* _EXERCISE BRIEF_
How many lines in the records below hold the string "Geopolitical"? Answer with the number alone.

-- START OF DATA EXCERPTS --

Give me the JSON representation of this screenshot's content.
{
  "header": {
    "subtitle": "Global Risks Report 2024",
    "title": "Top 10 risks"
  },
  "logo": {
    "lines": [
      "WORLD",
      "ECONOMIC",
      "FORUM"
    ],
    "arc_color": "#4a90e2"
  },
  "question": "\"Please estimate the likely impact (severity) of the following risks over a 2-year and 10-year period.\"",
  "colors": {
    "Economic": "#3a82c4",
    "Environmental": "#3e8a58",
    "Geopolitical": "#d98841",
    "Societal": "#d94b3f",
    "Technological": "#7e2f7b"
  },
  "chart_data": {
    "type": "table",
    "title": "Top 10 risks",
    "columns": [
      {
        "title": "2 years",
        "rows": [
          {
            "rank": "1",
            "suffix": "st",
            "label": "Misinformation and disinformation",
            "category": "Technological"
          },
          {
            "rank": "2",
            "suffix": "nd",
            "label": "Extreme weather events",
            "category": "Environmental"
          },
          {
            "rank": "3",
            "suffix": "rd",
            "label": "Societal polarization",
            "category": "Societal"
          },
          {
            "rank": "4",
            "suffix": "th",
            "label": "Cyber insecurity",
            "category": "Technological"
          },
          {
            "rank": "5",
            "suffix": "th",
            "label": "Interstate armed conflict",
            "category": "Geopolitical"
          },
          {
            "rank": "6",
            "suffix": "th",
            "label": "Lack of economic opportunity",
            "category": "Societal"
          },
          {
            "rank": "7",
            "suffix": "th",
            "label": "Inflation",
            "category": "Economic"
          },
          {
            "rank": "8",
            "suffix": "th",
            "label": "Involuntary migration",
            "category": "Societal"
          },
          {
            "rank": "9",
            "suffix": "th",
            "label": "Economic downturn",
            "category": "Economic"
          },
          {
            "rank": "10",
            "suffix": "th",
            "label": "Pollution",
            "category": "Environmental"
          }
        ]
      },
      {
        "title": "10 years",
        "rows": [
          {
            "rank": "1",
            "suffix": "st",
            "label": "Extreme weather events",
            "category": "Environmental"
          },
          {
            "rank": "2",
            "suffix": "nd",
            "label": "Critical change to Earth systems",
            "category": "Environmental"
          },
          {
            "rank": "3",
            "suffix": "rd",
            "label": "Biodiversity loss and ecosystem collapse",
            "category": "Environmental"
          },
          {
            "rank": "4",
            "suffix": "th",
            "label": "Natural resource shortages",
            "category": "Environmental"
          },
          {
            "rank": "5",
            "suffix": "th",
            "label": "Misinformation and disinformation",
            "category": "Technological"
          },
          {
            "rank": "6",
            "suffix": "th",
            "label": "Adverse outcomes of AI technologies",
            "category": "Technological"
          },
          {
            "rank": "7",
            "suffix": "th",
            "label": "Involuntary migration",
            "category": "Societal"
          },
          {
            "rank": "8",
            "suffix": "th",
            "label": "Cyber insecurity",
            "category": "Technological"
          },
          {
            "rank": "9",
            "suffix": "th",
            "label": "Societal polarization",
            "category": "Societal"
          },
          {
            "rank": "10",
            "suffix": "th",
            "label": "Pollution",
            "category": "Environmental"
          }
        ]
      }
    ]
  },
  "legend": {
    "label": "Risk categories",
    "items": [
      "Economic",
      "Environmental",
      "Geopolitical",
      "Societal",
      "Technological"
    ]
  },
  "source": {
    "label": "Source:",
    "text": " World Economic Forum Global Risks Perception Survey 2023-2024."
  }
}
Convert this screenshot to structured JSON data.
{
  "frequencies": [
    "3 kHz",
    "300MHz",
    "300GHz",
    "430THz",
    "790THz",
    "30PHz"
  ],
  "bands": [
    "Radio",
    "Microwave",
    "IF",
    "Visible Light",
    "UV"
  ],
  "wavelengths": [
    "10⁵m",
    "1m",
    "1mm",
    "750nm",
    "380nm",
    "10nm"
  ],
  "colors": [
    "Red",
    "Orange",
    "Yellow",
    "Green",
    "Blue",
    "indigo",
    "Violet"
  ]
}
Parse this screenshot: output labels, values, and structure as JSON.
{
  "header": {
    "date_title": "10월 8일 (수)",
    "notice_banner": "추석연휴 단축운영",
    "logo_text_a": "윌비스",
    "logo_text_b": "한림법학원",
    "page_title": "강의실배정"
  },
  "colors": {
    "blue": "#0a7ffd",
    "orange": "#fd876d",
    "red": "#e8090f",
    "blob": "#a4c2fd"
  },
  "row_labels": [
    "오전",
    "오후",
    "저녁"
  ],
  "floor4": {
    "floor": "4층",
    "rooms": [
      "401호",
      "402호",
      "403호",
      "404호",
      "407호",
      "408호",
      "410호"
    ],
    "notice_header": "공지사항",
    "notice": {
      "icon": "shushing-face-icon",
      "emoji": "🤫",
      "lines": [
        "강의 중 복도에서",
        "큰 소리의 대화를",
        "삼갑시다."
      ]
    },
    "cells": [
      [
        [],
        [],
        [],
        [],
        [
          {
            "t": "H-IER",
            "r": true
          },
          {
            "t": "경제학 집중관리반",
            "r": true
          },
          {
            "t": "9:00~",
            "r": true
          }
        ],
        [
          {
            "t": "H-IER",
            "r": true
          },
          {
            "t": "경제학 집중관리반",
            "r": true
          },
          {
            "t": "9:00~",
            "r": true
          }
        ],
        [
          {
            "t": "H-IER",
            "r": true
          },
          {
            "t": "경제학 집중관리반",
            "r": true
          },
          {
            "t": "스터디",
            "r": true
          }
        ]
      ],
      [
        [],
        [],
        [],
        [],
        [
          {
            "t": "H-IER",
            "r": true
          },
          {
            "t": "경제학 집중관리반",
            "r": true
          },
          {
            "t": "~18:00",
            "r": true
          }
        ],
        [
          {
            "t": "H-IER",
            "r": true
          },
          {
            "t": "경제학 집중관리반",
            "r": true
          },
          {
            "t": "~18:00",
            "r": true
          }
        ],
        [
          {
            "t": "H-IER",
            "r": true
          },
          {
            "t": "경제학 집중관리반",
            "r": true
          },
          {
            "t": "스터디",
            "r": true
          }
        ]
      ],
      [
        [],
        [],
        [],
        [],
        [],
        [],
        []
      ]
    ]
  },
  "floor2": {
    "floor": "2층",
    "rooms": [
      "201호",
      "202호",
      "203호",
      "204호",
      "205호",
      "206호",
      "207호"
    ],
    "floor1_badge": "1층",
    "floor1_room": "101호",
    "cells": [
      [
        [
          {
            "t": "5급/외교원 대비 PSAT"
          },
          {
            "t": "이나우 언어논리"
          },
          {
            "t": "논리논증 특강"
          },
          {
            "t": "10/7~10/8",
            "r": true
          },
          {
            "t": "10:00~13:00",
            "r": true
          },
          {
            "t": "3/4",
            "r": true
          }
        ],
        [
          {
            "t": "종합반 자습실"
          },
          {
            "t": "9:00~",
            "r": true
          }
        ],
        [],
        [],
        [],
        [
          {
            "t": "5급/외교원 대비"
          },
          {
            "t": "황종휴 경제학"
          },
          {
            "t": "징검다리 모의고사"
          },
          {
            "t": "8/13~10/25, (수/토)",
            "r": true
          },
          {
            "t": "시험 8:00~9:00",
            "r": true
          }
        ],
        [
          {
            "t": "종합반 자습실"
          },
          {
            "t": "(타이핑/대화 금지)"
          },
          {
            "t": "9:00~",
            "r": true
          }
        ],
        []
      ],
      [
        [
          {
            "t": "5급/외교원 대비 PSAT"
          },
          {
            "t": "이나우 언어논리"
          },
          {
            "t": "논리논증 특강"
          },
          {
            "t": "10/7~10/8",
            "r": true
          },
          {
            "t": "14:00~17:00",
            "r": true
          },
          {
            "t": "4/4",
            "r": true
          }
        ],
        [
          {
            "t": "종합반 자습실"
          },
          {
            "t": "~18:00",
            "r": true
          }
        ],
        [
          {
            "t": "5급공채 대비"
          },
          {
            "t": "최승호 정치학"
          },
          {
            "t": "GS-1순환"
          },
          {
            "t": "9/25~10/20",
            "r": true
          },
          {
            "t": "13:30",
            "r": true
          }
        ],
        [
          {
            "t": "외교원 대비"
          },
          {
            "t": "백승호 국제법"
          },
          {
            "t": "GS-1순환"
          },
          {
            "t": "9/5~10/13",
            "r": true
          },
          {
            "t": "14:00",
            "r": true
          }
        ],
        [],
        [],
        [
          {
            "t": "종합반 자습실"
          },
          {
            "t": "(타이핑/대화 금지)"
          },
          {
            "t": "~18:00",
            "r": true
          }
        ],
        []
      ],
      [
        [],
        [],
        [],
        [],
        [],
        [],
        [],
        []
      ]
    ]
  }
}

-- END OF DATA EXCERPTS --

* _CORRECT OUTPUT_
3